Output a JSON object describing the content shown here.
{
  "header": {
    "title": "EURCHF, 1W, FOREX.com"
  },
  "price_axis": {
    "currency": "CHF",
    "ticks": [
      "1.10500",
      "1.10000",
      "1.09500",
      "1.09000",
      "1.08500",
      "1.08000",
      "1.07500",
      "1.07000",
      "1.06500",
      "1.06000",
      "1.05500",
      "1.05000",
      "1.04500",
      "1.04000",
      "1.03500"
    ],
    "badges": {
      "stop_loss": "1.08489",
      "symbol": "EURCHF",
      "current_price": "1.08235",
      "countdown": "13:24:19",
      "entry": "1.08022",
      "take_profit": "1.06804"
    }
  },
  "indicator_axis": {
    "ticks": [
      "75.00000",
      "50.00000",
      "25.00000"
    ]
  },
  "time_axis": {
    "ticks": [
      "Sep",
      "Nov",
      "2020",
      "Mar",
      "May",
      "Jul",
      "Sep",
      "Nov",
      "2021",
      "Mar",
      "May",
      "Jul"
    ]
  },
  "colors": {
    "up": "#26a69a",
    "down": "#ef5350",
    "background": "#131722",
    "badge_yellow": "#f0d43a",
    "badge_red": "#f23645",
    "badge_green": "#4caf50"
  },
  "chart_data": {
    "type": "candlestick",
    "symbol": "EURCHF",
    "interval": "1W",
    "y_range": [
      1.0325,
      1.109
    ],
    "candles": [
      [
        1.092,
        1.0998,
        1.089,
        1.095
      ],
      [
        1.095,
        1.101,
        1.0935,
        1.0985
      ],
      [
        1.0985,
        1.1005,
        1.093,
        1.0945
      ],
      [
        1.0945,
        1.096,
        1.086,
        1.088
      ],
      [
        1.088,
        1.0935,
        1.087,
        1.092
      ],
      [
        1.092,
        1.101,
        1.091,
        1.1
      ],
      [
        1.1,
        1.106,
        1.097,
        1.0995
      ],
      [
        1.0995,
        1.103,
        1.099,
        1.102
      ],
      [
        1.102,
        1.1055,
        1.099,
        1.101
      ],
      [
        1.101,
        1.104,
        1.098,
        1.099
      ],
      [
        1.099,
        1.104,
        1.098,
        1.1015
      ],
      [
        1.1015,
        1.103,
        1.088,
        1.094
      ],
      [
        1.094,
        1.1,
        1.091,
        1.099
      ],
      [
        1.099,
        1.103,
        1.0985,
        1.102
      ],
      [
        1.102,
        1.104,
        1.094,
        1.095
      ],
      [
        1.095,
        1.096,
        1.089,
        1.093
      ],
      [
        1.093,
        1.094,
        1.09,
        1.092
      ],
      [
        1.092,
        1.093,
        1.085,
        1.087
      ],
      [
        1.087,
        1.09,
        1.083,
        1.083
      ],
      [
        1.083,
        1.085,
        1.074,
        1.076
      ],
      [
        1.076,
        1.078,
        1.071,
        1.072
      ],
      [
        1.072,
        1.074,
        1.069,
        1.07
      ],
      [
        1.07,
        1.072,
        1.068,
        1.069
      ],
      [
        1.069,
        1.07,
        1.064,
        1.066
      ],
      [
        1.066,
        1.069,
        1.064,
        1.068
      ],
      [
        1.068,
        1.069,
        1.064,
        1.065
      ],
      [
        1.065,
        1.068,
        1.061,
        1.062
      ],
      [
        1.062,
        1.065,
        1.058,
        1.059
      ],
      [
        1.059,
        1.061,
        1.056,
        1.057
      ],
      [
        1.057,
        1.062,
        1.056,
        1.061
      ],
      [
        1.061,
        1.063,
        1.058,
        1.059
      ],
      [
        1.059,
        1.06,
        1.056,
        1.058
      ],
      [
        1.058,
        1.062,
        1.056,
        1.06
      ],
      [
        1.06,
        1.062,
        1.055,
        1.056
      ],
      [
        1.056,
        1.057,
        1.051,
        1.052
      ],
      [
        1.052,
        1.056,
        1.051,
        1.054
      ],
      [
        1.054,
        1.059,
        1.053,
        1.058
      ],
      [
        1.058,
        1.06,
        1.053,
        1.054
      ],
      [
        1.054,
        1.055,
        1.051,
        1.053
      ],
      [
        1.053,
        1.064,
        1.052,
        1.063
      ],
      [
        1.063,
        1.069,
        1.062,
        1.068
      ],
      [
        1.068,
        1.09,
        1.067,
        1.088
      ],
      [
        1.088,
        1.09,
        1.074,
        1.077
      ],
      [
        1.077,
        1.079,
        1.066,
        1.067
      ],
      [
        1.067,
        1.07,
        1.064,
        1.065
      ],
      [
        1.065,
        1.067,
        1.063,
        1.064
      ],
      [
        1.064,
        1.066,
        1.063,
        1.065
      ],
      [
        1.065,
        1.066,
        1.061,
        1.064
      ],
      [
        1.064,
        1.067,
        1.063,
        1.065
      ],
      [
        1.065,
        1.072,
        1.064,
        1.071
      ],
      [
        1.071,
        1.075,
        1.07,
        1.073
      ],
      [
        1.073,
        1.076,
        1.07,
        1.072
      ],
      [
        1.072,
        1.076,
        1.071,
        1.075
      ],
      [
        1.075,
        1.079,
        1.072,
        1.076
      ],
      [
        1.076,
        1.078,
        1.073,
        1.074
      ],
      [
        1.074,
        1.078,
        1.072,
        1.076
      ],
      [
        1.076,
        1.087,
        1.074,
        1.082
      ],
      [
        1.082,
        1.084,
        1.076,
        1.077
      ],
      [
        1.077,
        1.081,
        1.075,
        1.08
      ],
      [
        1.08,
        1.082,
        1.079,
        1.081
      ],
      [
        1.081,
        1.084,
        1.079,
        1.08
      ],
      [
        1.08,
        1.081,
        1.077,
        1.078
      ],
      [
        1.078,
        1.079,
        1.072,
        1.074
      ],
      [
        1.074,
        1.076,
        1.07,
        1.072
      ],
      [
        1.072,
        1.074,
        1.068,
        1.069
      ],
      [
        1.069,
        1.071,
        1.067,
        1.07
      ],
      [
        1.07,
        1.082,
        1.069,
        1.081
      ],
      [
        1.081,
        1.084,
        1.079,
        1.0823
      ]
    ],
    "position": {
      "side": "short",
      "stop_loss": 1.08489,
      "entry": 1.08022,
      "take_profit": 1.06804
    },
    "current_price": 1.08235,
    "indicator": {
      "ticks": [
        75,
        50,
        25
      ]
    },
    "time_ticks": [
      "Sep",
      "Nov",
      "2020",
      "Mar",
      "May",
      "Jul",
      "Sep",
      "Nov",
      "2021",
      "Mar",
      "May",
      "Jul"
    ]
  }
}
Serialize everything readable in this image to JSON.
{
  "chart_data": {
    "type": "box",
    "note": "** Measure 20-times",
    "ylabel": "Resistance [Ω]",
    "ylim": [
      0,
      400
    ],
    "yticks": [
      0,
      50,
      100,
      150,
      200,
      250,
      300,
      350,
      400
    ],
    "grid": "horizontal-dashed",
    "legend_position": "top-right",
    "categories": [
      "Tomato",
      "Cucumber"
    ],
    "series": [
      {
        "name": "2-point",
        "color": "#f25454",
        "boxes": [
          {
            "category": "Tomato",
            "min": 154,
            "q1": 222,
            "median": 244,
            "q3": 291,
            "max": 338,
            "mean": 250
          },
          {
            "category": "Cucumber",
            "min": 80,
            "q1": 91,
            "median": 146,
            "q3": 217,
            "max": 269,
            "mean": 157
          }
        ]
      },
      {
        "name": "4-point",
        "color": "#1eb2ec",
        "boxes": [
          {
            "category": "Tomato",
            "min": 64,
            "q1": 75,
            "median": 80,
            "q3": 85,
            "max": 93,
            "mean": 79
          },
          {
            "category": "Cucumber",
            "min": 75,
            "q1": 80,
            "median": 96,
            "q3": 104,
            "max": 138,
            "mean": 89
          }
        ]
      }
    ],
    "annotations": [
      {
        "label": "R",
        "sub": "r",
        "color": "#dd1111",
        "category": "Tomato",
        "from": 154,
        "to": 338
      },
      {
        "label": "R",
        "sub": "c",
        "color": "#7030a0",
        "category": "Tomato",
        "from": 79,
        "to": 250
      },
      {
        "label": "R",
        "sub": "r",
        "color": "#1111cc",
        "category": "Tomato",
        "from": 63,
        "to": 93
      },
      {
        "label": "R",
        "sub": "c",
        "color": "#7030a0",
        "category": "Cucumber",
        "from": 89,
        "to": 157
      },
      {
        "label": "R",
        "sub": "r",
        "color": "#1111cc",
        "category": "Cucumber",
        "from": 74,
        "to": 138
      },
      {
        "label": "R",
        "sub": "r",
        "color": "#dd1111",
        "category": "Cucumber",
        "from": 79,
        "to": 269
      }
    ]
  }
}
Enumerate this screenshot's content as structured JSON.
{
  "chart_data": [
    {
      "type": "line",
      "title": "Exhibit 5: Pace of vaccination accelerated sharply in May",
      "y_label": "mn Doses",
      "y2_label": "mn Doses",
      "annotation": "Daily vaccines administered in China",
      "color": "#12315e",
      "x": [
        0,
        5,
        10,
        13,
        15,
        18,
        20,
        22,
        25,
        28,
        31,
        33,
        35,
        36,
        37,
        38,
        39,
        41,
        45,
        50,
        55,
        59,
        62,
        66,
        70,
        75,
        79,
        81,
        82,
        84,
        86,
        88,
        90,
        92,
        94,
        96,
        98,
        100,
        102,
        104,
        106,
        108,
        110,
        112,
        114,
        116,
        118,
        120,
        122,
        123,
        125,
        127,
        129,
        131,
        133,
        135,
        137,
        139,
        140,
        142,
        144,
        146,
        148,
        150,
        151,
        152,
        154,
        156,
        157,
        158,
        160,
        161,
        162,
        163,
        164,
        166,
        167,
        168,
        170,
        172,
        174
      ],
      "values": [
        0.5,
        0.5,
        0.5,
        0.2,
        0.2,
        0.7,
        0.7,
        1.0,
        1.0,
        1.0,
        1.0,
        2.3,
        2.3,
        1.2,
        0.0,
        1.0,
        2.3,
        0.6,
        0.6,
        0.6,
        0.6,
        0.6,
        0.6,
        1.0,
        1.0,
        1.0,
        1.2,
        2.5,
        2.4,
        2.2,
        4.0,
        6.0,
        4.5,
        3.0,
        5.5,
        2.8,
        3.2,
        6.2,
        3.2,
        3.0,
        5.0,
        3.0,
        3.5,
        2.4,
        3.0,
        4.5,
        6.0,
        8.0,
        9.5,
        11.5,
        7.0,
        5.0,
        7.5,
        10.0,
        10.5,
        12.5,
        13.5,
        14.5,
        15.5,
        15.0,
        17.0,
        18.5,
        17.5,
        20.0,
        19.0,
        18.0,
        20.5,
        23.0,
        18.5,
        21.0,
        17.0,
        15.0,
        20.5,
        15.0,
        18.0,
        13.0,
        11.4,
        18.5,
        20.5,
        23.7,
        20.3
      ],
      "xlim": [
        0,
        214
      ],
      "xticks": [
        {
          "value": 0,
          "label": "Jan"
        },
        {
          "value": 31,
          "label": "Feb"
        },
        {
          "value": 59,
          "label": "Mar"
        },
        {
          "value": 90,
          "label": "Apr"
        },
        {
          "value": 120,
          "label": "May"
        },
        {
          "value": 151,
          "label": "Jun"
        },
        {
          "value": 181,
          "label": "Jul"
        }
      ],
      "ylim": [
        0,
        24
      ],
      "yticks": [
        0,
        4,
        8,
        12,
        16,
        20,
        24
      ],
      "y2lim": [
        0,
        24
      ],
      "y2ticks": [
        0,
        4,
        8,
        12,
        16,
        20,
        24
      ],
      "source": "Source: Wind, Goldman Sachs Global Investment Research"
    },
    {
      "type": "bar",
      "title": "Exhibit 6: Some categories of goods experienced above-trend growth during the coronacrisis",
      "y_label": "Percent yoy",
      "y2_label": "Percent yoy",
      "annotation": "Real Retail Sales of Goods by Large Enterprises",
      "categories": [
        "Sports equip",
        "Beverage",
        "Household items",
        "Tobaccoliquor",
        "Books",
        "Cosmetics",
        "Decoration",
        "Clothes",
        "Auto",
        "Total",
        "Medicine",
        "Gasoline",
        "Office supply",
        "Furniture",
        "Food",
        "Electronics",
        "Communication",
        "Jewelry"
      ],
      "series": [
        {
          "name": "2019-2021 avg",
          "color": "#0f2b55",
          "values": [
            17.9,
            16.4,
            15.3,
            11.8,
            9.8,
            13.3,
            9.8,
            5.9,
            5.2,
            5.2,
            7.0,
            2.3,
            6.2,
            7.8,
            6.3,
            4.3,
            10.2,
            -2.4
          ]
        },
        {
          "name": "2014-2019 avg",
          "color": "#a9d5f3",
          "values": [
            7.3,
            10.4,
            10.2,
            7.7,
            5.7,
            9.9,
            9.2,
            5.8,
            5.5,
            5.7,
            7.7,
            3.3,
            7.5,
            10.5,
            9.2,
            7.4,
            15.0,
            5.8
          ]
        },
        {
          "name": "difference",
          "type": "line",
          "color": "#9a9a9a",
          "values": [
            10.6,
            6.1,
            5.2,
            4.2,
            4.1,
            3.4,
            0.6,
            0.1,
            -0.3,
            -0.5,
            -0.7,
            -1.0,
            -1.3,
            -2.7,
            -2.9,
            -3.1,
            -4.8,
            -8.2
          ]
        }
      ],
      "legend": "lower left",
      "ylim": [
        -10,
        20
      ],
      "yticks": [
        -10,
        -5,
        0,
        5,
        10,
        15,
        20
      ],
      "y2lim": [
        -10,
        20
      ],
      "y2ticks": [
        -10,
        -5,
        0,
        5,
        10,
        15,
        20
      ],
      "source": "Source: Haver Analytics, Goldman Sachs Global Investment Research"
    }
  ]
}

########################################

▶ [Stated goal]: In the entries above, count each line holding "Research" and report the total and nothing more.

▶ [Complete output]: 2